**What is being asked**
Starting with the line that includes "Output a JSON", write out every remaining line of the records below exactly as it appears, leaving out any images.

**Provided data**
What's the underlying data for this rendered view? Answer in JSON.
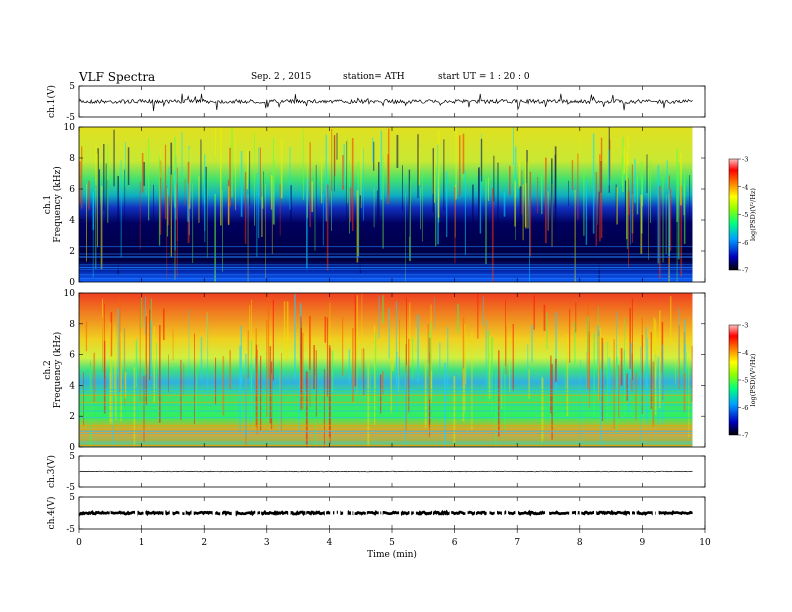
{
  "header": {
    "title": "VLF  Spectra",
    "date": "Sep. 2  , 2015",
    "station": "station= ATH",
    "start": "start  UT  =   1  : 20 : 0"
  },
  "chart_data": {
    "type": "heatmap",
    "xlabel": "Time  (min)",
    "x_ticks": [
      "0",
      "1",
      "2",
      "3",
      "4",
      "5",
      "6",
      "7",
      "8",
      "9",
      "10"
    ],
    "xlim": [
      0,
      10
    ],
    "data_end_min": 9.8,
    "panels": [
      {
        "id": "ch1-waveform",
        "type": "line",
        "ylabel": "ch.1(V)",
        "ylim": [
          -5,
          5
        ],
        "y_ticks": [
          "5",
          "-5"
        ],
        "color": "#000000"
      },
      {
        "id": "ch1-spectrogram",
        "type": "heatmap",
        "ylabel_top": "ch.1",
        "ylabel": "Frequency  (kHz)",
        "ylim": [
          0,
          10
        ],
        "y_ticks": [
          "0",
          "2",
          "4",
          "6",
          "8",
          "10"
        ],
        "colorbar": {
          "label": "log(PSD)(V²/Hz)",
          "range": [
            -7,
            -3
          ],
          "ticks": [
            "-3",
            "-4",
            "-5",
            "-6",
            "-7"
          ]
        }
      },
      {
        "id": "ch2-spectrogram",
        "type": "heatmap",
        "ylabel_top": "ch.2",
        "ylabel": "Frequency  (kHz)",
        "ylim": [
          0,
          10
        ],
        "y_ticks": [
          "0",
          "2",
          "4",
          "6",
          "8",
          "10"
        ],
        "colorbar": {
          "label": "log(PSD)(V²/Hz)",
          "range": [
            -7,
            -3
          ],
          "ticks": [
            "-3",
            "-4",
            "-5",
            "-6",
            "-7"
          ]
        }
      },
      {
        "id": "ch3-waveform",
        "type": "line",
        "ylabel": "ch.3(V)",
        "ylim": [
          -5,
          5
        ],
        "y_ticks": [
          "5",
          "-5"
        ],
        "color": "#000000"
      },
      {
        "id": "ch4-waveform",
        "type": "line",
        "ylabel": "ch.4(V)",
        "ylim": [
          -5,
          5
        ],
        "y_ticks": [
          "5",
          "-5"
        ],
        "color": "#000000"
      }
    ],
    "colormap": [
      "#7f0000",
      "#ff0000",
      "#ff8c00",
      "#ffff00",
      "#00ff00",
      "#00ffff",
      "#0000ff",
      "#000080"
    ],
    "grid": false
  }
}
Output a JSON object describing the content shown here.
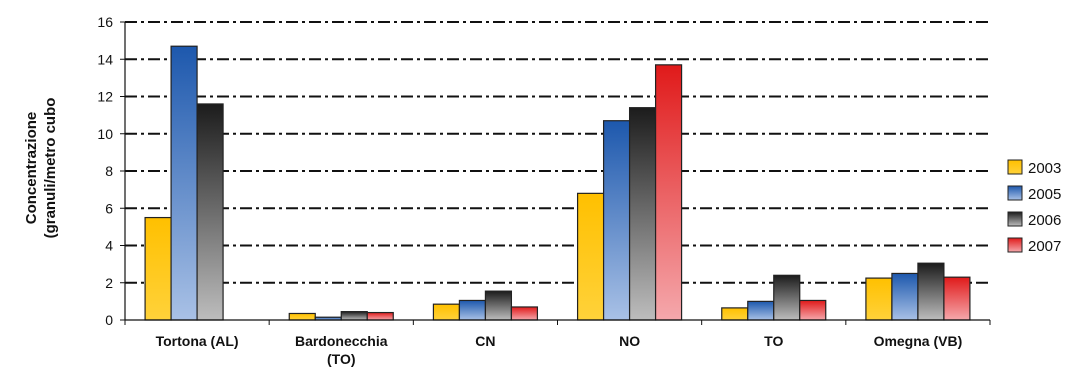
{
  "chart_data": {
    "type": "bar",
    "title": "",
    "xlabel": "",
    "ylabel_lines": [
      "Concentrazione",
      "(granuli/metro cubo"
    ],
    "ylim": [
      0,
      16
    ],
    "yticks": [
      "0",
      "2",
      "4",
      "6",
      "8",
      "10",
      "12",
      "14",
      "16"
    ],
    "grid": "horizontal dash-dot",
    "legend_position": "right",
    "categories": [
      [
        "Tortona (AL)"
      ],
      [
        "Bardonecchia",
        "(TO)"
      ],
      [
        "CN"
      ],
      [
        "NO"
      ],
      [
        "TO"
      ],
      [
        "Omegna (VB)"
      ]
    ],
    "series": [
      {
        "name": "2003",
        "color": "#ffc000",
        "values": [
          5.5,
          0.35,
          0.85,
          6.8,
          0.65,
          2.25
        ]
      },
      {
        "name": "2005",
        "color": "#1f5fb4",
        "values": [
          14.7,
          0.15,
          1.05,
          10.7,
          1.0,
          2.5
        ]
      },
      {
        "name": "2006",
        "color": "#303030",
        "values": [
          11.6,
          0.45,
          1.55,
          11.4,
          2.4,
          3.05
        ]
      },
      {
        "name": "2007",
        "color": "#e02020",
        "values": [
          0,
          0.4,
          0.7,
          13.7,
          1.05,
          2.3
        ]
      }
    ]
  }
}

**Output of the exercise**
Output a JSON object describing the content shown here.
{
  "chart_data": {
    "type": "bar",
    "title": "",
    "xlabel": "",
    "ylabel_lines": [
      "Concentrazione",
      "(granuli/metro cubo"
    ],
    "ylim": [
      0,
      16
    ],
    "yticks": [
      "0",
      "2",
      "4",
      "6",
      "8",
      "10",
      "12",
      "14",
      "16"
    ],
    "grid": "horizontal dash-dot",
    "legend_position": "right",
    "categories": [
      [
        "Tortona (AL)"
      ],
      [
        "Bardonecchia",
        "(TO)"
      ],
      [
        "CN"
      ],
      [
        "NO"
      ],
      [
        "TO"
      ],
      [
        "Omegna (VB)"
      ]
    ],
    "series": [
      {
        "name": "2003",
        "color": "#ffc000",
        "values": [
          5.5,
          0.35,
          0.85,
          6.8,
          0.65,
          2.25
        ]
      },
      {
        "name": "2005",
        "color": "#1f5fb4",
        "values": [
          14.7,
          0.15,
          1.05,
          10.7,
          1.0,
          2.5
        ]
      },
      {
        "name": "2006",
        "color": "#303030",
        "values": [
          11.6,
          0.45,
          1.55,
          11.4,
          2.4,
          3.05
        ]
      },
      {
        "name": "2007",
        "color": "#e02020",
        "values": [
          0,
          0.4,
          0.7,
          13.7,
          1.05,
          2.3
        ]
      }
    ]
  }
}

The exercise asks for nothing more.